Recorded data
════

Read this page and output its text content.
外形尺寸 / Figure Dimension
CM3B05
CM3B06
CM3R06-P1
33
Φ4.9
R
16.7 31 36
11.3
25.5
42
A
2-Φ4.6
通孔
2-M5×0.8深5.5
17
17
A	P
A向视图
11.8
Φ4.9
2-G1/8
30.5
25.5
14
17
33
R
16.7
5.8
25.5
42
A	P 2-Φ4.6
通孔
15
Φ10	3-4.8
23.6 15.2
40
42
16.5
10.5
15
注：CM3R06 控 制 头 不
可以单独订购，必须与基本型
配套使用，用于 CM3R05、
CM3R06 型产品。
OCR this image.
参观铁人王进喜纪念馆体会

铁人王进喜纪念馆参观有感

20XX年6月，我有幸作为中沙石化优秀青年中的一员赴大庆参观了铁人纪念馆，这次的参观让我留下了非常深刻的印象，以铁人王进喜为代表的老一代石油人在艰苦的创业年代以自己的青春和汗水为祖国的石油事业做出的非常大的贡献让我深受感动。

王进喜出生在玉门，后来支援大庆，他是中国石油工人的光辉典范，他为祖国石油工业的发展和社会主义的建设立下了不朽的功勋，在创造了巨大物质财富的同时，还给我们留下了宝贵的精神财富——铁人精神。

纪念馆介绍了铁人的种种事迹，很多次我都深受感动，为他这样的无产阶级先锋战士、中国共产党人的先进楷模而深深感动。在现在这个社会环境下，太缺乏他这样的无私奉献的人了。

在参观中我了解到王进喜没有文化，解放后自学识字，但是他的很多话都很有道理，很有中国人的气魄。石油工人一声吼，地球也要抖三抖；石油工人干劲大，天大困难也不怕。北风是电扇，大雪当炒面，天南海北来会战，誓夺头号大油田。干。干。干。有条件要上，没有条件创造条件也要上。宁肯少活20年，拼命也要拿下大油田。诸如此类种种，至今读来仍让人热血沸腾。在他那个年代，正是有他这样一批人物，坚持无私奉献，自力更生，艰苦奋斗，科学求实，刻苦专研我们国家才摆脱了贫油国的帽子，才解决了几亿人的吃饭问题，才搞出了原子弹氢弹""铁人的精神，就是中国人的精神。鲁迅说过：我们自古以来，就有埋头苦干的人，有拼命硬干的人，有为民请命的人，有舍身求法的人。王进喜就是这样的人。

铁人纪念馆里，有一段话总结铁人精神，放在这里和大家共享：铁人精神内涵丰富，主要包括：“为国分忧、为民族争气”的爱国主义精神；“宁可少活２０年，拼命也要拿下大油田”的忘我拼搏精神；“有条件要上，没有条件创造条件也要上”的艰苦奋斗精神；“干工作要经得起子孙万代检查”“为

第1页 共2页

════

* [Exercise objective] Respond with nothing but the number of lines in the entries that contain the string "没有条件创造条件也要上".

* [Reply] 2